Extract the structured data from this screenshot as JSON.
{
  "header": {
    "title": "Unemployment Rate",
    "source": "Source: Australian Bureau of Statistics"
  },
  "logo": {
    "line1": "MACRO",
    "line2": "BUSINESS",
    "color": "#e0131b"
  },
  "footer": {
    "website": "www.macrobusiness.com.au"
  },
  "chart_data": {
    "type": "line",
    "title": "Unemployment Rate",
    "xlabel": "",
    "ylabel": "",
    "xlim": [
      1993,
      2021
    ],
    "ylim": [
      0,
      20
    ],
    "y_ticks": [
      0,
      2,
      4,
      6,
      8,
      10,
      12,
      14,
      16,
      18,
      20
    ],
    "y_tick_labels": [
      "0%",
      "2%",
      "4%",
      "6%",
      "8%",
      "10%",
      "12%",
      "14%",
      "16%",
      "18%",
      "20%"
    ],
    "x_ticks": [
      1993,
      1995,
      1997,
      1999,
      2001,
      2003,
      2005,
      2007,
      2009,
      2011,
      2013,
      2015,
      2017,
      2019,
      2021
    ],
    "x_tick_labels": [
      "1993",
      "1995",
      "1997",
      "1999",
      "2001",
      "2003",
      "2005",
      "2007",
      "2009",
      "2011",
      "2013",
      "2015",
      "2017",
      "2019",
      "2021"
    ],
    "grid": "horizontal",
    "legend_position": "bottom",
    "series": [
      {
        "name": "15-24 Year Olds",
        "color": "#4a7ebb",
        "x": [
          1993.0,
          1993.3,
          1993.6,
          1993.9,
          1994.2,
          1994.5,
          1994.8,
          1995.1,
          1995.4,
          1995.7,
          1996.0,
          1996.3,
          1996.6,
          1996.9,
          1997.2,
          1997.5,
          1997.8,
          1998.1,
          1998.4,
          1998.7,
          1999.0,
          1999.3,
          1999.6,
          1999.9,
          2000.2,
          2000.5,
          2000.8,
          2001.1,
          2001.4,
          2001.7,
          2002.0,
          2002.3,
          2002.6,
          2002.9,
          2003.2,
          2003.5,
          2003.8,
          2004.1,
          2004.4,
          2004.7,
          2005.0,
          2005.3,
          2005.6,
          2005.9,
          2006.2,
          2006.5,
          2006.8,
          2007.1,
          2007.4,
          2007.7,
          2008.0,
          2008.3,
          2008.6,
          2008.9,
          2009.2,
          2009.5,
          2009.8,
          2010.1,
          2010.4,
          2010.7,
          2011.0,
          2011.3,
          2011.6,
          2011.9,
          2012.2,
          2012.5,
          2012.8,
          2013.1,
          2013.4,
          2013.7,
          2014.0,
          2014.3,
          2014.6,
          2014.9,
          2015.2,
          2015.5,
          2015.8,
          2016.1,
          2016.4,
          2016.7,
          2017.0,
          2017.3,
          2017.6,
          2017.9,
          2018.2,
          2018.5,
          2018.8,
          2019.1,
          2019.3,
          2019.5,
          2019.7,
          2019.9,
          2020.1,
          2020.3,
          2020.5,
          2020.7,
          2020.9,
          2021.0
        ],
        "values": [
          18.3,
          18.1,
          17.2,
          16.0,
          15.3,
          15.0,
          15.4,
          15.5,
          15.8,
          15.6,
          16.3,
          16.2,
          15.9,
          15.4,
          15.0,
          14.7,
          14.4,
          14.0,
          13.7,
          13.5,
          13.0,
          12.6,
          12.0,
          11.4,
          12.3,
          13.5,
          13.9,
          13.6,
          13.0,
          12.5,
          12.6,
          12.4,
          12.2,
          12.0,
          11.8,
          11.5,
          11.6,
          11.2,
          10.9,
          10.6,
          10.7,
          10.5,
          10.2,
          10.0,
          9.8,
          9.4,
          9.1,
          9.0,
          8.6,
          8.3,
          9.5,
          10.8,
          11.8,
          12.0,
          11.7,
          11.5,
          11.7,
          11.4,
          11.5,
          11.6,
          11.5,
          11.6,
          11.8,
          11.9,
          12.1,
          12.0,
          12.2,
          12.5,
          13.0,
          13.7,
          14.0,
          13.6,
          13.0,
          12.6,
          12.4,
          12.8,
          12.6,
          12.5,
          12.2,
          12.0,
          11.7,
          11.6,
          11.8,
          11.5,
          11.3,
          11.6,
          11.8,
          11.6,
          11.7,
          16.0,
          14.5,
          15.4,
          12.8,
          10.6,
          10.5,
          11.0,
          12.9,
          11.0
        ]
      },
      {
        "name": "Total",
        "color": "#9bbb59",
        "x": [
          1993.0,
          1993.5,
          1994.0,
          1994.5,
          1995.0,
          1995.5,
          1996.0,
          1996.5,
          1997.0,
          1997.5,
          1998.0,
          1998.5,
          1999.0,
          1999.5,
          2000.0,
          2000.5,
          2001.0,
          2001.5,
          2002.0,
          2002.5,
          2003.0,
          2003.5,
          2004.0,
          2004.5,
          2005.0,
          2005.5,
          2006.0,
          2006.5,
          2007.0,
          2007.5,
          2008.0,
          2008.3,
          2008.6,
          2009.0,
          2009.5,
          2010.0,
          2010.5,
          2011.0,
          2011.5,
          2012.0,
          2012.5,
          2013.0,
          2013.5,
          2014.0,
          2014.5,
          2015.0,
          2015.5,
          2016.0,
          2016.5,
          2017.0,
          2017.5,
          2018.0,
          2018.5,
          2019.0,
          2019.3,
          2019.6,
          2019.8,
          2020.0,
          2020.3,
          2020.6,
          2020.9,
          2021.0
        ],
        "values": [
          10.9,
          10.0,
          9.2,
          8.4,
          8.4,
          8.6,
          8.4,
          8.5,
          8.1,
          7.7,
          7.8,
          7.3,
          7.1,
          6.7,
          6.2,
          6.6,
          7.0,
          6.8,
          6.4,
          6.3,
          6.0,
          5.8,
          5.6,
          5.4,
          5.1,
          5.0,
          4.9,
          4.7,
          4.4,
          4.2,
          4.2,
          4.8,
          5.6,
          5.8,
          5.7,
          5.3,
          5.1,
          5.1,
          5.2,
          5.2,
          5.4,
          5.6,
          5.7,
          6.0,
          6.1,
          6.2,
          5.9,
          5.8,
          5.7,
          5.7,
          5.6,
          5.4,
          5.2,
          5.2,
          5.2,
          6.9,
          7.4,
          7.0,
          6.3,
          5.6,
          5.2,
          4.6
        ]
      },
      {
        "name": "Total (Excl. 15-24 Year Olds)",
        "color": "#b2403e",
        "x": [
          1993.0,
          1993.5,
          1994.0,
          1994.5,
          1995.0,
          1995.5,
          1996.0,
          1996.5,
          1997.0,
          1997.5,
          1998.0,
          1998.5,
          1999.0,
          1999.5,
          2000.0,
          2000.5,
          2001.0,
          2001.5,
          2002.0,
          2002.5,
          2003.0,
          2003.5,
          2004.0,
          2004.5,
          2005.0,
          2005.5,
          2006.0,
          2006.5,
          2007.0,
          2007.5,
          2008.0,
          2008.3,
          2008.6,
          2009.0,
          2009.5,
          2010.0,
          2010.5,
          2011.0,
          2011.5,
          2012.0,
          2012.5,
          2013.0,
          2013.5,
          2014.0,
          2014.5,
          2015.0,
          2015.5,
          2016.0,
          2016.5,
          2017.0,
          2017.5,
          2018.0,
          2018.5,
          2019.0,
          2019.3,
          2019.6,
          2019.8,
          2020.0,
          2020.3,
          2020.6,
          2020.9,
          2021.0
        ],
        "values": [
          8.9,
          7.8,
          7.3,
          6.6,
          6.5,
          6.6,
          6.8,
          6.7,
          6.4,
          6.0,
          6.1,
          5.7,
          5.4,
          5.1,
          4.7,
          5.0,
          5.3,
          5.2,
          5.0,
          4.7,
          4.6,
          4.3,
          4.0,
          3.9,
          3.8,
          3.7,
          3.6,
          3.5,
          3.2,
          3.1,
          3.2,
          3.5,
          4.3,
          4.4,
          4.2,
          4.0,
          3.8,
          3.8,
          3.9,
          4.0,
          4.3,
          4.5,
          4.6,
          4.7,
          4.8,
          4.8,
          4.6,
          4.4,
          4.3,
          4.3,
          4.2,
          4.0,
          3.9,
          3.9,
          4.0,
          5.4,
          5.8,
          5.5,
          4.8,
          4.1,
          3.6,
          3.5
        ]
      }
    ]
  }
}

• • • • •

● **OBJECTIVE**
Collect every line from the records above that contains the word "Year".

● **ANSWER FOR THIS EXERCISE**
        "name": "15-24 Year Olds",
        "name": "Total (Excl. 15-24 Year Olds)",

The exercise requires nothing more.